Data entries:
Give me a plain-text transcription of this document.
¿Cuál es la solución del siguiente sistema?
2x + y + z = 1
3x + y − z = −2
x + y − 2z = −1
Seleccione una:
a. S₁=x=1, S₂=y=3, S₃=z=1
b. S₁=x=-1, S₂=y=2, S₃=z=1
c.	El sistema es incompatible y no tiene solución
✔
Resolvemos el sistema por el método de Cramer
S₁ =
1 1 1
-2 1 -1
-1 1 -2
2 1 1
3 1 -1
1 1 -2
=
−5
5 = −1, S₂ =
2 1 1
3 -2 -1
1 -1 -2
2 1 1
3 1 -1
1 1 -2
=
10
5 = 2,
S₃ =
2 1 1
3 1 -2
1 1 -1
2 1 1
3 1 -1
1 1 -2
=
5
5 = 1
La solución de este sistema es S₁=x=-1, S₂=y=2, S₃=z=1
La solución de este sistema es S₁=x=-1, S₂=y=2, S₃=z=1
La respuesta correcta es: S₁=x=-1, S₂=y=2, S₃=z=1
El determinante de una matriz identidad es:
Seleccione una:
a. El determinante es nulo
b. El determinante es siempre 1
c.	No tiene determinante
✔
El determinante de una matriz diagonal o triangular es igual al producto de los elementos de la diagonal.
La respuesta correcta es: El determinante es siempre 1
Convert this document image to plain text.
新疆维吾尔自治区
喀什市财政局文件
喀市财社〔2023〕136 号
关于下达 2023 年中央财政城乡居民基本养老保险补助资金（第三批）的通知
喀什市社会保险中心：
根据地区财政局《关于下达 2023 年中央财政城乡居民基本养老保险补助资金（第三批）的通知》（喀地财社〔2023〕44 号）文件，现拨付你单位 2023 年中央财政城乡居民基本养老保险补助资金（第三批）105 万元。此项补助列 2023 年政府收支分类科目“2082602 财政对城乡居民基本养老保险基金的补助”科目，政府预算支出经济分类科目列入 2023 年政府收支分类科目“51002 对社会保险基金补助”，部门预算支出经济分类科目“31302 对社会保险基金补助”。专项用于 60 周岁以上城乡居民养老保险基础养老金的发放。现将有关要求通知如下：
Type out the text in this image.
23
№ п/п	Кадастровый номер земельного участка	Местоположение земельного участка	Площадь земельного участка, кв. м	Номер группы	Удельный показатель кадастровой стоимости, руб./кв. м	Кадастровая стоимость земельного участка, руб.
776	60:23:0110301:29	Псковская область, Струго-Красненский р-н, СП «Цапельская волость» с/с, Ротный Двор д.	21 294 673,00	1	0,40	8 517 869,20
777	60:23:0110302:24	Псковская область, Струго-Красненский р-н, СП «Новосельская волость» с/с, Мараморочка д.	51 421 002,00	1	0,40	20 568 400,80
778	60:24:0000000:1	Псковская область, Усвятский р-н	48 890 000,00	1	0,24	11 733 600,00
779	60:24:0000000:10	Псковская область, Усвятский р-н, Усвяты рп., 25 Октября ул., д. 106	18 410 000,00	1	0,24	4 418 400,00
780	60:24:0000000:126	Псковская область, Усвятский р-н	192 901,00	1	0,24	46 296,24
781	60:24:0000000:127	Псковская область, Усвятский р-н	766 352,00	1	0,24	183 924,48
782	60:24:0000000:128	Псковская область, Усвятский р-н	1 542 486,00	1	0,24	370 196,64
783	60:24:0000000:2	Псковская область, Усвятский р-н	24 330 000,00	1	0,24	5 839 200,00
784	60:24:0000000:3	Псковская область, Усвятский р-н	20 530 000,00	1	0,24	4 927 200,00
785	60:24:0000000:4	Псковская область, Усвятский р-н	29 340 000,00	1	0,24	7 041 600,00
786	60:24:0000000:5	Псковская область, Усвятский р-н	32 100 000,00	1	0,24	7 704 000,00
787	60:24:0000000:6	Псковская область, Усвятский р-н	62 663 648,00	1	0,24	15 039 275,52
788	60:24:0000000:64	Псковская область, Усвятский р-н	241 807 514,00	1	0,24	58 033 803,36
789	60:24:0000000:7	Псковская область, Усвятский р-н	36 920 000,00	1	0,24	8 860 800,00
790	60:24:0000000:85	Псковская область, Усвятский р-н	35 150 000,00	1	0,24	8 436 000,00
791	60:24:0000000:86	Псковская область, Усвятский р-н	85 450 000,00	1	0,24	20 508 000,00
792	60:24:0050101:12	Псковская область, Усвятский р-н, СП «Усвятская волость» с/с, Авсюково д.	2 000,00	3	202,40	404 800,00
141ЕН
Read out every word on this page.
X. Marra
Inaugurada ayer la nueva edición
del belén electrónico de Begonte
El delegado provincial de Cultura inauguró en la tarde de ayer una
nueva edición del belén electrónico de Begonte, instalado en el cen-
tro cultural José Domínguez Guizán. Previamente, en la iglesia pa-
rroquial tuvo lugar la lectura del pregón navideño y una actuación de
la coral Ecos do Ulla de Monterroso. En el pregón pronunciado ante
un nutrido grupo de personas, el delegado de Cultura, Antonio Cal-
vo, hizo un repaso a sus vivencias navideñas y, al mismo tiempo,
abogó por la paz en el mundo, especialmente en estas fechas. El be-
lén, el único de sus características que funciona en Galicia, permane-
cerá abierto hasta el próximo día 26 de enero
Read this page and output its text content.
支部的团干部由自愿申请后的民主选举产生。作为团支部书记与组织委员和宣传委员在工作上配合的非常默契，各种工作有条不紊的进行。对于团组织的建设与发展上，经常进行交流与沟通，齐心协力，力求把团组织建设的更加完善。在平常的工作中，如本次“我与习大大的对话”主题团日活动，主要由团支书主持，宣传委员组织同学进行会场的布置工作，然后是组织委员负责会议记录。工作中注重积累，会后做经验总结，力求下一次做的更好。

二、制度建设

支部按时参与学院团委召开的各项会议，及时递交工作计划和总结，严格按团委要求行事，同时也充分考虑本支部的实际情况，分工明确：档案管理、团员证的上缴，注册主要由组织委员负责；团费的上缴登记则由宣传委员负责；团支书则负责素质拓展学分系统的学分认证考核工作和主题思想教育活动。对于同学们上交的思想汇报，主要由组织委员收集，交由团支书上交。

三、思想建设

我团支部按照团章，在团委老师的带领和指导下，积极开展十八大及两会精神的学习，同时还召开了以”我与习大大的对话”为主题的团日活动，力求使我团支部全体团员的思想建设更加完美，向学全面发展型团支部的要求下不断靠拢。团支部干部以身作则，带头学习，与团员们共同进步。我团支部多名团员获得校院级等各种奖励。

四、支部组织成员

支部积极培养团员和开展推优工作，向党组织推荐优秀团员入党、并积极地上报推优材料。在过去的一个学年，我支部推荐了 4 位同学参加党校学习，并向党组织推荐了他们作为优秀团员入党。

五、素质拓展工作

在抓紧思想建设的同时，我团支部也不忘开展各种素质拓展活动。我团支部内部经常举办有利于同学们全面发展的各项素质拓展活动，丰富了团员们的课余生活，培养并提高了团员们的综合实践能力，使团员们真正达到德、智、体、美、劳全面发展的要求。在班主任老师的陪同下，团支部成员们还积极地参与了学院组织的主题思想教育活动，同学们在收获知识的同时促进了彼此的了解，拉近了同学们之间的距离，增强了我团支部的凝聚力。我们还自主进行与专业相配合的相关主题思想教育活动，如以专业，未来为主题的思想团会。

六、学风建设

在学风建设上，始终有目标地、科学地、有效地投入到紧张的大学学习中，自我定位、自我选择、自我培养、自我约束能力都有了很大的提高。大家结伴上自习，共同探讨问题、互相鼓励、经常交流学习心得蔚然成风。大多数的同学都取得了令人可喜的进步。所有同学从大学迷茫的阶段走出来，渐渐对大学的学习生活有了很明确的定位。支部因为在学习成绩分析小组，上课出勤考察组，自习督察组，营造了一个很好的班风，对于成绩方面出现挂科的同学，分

▸ **Task to complete**
Scan the listing above and copy all lines containing the word "我与习大大的对话".

▸ **Worked solution**
支部的团干部由自愿申请后的民主选举产生。作为团支部书记与组织委员和宣传委员在工作上配合的非常默契，各种工作有条不紊的进行。对于团组织的建设与发展上，经常进行交流与沟通，齐心协力，力求把团组织建设的更加完善。在平常的工作中，如本次“我与习大大的对话”主题团日活动，主要由团支书主持，宣传委员组织同学进行会场的布置工作，然后是组织委员负责会议记录。工作中注重积累，会后做经验总结，力求下一次做的更好。
我团支部按照团章，在团委老师的带领和指导下，积极开展十八大及两会精神的学习，同时还召开了以”我与习大大的对话”为主题的团日活动，力求使我团支部全体团员的思想建设更加完美，向学全面发展型团支部的要求下不断靠拢。团支部干部以身作则，带头学习，与团员们共同进步。我团支部多名团员获得校院级等各种奖励。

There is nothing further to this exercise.